Swap "station names" for "stop names" in the stretch from the start of the lines through the line containing "tag: Linea B: Linea B bbox=[361, 78, 401, 92]", leaving everything else unchanged. Give back only those lines.

Start of GIVEN INFORMATION

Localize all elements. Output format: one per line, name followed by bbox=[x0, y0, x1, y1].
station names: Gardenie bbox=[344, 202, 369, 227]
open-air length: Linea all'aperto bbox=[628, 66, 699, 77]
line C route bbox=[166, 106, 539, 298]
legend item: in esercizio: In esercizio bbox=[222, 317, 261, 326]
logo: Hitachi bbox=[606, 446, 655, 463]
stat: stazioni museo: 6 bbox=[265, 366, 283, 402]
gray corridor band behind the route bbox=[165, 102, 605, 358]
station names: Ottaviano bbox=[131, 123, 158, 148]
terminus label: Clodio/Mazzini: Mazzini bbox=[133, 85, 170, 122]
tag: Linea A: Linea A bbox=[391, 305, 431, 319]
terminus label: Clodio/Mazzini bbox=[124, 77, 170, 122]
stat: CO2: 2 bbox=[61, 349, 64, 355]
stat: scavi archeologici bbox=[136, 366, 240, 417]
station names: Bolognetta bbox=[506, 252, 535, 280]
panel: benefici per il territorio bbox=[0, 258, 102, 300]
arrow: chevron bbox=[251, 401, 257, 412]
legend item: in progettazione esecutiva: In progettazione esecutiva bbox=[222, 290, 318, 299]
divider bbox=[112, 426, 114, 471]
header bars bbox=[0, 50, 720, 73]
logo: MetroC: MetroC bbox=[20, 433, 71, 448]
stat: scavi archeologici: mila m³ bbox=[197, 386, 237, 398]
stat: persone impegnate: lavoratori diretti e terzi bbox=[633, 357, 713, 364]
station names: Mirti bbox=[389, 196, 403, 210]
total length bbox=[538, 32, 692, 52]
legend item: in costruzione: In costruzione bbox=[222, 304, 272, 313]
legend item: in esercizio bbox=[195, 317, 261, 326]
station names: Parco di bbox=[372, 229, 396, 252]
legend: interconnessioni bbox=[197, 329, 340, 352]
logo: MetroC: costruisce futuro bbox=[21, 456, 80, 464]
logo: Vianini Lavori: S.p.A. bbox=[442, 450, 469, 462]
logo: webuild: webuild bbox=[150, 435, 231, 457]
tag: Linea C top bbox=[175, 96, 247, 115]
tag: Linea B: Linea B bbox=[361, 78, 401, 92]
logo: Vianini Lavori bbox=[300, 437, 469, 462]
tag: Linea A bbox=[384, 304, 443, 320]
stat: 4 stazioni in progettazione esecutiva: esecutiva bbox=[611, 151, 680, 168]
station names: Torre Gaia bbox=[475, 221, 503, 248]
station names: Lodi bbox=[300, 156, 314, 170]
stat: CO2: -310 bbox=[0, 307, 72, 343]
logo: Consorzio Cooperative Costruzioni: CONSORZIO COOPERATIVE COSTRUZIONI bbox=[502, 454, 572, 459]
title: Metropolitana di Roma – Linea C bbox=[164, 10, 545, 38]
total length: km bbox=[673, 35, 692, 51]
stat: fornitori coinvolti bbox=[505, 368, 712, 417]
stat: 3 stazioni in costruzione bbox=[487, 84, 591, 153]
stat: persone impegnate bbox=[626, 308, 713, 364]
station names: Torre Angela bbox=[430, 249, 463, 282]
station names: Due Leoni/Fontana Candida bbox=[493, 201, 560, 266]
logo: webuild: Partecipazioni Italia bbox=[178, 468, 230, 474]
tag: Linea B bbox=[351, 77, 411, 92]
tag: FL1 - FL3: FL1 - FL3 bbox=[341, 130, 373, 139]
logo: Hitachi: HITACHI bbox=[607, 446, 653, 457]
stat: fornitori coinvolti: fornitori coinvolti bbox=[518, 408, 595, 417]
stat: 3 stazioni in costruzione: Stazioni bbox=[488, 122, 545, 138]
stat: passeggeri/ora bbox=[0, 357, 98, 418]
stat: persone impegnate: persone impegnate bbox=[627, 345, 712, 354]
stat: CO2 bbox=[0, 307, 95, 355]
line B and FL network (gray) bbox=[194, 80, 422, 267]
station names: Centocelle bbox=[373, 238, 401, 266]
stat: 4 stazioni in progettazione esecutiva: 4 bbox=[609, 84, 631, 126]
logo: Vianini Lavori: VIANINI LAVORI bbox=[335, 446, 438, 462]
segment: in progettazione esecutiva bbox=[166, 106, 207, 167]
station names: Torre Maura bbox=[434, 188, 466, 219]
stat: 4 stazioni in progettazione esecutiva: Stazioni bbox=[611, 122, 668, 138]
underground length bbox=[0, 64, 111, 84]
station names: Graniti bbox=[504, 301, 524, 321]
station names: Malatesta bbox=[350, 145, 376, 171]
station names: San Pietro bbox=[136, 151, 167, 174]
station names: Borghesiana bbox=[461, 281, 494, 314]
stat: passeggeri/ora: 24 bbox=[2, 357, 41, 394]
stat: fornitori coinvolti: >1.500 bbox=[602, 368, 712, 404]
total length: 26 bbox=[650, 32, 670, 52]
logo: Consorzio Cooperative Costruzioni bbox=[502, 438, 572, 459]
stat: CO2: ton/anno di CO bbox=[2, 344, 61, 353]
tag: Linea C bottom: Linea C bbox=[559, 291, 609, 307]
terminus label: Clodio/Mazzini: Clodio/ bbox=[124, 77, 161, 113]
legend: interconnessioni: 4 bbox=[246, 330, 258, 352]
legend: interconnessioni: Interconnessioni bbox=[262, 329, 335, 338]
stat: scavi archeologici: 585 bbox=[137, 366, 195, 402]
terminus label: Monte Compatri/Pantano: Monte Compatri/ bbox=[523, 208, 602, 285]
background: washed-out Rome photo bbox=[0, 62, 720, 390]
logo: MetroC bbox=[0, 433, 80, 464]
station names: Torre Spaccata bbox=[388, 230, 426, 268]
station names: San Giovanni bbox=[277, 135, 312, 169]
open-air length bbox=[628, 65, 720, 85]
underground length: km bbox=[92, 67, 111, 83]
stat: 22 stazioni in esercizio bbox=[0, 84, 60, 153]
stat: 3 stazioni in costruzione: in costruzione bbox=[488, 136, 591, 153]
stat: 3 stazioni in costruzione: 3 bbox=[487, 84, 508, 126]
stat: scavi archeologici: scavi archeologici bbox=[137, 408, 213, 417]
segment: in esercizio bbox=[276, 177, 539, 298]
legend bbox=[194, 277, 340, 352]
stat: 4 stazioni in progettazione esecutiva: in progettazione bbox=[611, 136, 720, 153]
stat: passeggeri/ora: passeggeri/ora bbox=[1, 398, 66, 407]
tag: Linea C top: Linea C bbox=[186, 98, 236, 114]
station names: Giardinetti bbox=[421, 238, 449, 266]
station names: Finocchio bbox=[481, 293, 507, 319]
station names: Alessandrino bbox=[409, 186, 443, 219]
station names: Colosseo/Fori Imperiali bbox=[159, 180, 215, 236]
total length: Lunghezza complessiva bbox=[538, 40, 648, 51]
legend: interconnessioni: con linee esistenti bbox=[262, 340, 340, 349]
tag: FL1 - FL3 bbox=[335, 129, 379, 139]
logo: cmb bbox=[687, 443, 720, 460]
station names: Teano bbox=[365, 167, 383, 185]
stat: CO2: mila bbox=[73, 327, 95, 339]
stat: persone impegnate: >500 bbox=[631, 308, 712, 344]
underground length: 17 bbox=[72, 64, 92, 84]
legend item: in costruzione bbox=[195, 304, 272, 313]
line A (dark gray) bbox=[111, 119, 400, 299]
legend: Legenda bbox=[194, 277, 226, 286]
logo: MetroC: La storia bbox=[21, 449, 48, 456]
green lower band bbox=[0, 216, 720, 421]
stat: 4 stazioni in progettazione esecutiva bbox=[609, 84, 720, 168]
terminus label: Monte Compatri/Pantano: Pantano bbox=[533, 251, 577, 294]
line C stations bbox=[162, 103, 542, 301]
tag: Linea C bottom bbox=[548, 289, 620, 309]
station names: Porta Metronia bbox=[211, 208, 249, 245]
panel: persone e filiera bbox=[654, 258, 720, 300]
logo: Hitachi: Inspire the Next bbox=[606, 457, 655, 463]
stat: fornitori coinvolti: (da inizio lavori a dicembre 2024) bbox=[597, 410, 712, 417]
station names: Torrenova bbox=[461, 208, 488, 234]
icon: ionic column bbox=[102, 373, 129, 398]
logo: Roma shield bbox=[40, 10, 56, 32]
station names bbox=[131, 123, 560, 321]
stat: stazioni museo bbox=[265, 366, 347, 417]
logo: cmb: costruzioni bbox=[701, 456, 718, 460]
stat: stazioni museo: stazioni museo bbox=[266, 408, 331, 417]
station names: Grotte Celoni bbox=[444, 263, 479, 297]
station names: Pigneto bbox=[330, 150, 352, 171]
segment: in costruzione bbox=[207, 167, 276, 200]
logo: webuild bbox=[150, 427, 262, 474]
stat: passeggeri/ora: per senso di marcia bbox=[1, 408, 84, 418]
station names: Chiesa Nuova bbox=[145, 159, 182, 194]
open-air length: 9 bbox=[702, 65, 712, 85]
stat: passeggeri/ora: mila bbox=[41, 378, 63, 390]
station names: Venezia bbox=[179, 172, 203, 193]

End of GIVEN INFORMATION

• THE SOLUTION
Localize all elements. Output format: one per line, name followed by bbox=[x0, y0, x1, y1].
stop names: Gardenie bbox=[344, 202, 369, 227]
open-air length: Linea all'aperto bbox=[628, 66, 699, 77]
line C route bbox=[166, 106, 539, 298]
legend item: in esercizio: In esercizio bbox=[222, 317, 261, 326]
logo: Hitachi bbox=[606, 446, 655, 463]
stat: stazioni museo: 6 bbox=[265, 366, 283, 402]
gray corridor band behind the route bbox=[165, 102, 605, 358]
stop names: Ottaviano bbox=[131, 123, 158, 148]
terminus label: Clodio/Mazzini: Mazzini bbox=[133, 85, 170, 122]
tag: Linea A: Linea A bbox=[391, 305, 431, 319]
terminus label: Clodio/Mazzini bbox=[124, 77, 170, 122]
stat: CO2: 2 bbox=[61, 349, 64, 355]
stat: scavi archeologici bbox=[136, 366, 240, 417]
stop names: Bolognetta bbox=[506, 252, 535, 280]
panel: benefici per il territorio bbox=[0, 258, 102, 300]
arrow: chevron bbox=[251, 401, 257, 412]
legend item: in progettazione esecutiva: In progettazione esecutiva bbox=[222, 290, 318, 299]
divider bbox=[112, 426, 114, 471]
header bars bbox=[0, 50, 720, 73]
logo: MetroC: MetroC bbox=[20, 433, 71, 448]
stat: scavi archeologici: mila m³ bbox=[197, 386, 237, 398]
stat: persone impegnate: lavoratori diretti e terzi bbox=[633, 357, 713, 364]
stop names: Mirti bbox=[389, 196, 403, 210]
total length bbox=[538, 32, 692, 52]
legend item: in costruzione: In costruzione bbox=[222, 304, 272, 313]
legend item: in esercizio bbox=[195, 317, 261, 326]
stop names: Parco di bbox=[372, 229, 396, 252]
legend: interconnessioni bbox=[197, 329, 340, 352]
logo: MetroC: costruisce futuro bbox=[21, 456, 80, 464]
logo: Vianini Lavori: S.p.A. bbox=[442, 450, 469, 462]
logo: webuild: webuild bbox=[150, 435, 231, 457]
tag: Linea C top bbox=[175, 96, 247, 115]
tag: Linea B: Linea B bbox=[361, 78, 401, 92]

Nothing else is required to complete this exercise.